# start of Records
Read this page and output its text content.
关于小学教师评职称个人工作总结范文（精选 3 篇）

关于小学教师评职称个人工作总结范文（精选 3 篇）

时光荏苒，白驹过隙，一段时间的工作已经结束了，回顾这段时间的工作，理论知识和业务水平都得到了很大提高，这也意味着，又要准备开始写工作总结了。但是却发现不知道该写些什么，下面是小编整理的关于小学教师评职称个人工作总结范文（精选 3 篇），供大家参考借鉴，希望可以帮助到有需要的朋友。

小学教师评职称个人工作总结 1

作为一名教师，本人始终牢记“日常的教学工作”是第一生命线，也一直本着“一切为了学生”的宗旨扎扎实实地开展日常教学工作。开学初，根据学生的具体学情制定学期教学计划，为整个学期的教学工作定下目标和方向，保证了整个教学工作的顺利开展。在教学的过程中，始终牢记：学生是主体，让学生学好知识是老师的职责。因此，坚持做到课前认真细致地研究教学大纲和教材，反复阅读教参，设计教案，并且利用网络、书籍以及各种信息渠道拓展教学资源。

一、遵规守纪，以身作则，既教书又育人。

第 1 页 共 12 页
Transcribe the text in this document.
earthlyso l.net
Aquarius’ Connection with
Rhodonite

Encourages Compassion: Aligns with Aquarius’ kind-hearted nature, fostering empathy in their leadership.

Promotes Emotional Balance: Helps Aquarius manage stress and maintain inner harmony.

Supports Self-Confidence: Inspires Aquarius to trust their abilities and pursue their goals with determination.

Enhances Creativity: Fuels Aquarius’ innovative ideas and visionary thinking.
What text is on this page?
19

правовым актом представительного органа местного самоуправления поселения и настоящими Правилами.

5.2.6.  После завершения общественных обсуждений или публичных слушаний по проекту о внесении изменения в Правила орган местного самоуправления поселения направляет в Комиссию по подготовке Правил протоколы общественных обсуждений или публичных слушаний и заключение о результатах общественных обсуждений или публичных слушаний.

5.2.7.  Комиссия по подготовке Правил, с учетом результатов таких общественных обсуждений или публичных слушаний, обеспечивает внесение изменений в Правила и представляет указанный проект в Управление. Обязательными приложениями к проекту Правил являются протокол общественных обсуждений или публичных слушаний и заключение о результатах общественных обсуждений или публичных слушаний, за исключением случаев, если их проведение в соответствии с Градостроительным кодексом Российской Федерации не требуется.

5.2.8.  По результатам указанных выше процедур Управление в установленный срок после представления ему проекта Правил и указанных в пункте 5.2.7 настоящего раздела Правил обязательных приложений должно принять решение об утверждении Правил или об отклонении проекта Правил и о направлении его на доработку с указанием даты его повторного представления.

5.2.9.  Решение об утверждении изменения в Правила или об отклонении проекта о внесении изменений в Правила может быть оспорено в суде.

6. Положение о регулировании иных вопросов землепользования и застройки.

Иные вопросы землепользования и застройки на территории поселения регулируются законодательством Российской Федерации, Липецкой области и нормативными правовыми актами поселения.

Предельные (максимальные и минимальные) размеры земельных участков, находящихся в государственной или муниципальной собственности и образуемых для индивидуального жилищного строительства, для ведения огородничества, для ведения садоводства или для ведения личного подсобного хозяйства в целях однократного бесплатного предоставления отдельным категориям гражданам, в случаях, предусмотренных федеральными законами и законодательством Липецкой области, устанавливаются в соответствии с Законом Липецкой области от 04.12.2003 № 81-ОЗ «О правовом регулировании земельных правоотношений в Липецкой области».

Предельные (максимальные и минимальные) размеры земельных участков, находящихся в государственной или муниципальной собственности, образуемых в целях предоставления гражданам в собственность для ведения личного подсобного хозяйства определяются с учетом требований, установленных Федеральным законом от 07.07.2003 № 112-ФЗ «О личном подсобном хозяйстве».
# end of Records
Every line above needs to be retyped exactly.

Read this page and output its text content.
关于小学教师评职称个人工作总结范文（精选 3 篇）

关于小学教师评职称个人工作总结范文（精选 3 篇）

时光荏苒，白驹过隙，一段时间的工作已经结束了，回顾这段时间的工作，理论知识和业务水平都得到了很大提高，这也意味着，又要准备开始写工作总结了。但是却发现不知道该写些什么，下面是小编整理的关于小学教师评职称个人工作总结范文（精选 3 篇），供大家参考借鉴，希望可以帮助到有需要的朋友。

小学教师评职称个人工作总结 1

作为一名教师，本人始终牢记“日常的教学工作”是第一生命线，也一直本着“一切为了学生”的宗旨扎扎实实地开展日常教学工作。开学初，根据学生的具体学情制定学期教学计划，为整个学期的教学工作定下目标和方向，保证了整个教学工作的顺利开展。在教学的过程中，始终牢记：学生是主体，让学生学好知识是老师的职责。因此，坚持做到课前认真细致地研究教学大纲和教材，反复阅读教参，设计教案，并且利用网络、书籍以及各种信息渠道拓展教学资源。

一、遵规守纪，以身作则，既教书又育人。

第 1 页 共 12 页
Transcribe the text in this document.
earthlyso l.net
Aquarius’ Connection with
Rhodonite

Encourages Compassion: Aligns with Aquarius’ kind-hearted nature, fostering empathy in their leadership.

Promotes Emotional Balance: Helps Aquarius manage stress and maintain inner harmony.

Supports Self-Confidence: Inspires Aquarius to trust their abilities and pursue their goals with determination.

Enhances Creativity: Fuels Aquarius’ innovative ideas and visionary thinking.
What text is on this page?
19

правовым актом представительного органа местного самоуправления поселения и настоящими Правилами.

5.2.6.  После завершения общественных обсуждений или публичных слушаний по проекту о внесении изменения в Правила орган местного самоуправления поселения направляет в Комиссию по подготовке Правил протоколы общественных обсуждений или публичных слушаний и заключение о результатах общественных обсуждений или публичных слушаний.

5.2.7.  Комиссия по подготовке Правил, с учетом результатов таких общественных обсуждений или публичных слушаний, обеспечивает внесение изменений в Правила и представляет указанный проект в Управление. Обязательными приложениями к проекту Правил являются протокол общественных обсуждений или публичных слушаний и заключение о результатах общественных обсуждений или публичных слушаний, за исключением случаев, если их проведение в соответствии с Градостроительным кодексом Российской Федерации не требуется.

5.2.8.  По результатам указанных выше процедур Управление в установленный срок после представления ему проекта Правил и указанных в пункте 5.2.7 настоящего раздела Правил обязательных приложений должно принять решение об утверждении Правил или об отклонении проекта Правил и о направлении его на доработку с указанием даты его повторного представления.

5.2.9.  Решение об утверждении изменения в Правила или об отклонении проекта о внесении изменений в Правила может быть оспорено в суде.

6. Положение о регулировании иных вопросов землепользования и застройки.

Иные вопросы землепользования и застройки на территории поселения регулируются законодательством Российской Федерации, Липецкой области и нормативными правовыми актами поселения.

Предельные (максимальные и минимальные) размеры земельных участков, находящихся в государственной или муниципальной собственности и образуемых для индивидуального жилищного строительства, для ведения огородничества, для ведения садоводства или для ведения личного подсобного хозяйства в целях однократного бесплатного предоставления отдельным категориям гражданам, в случаях, предусмотренных федеральными законами и законодательством Липецкой области, устанавливаются в соответствии с Законом Липецкой области от 04.12.2003 № 81-ОЗ «О правовом регулировании земельных правоотношений в Липецкой области».

Предельные (максимальные и минимальные) размеры земельных участков, находящихся в государственной или муниципальной собственности, образуемых в целях предоставления гражданам в собственность для ведения личного подсобного хозяйства определяются с учетом требований, установленных Федеральным законом от 07.07.2003 № 112-ФЗ «О личном подсобном хозяйстве».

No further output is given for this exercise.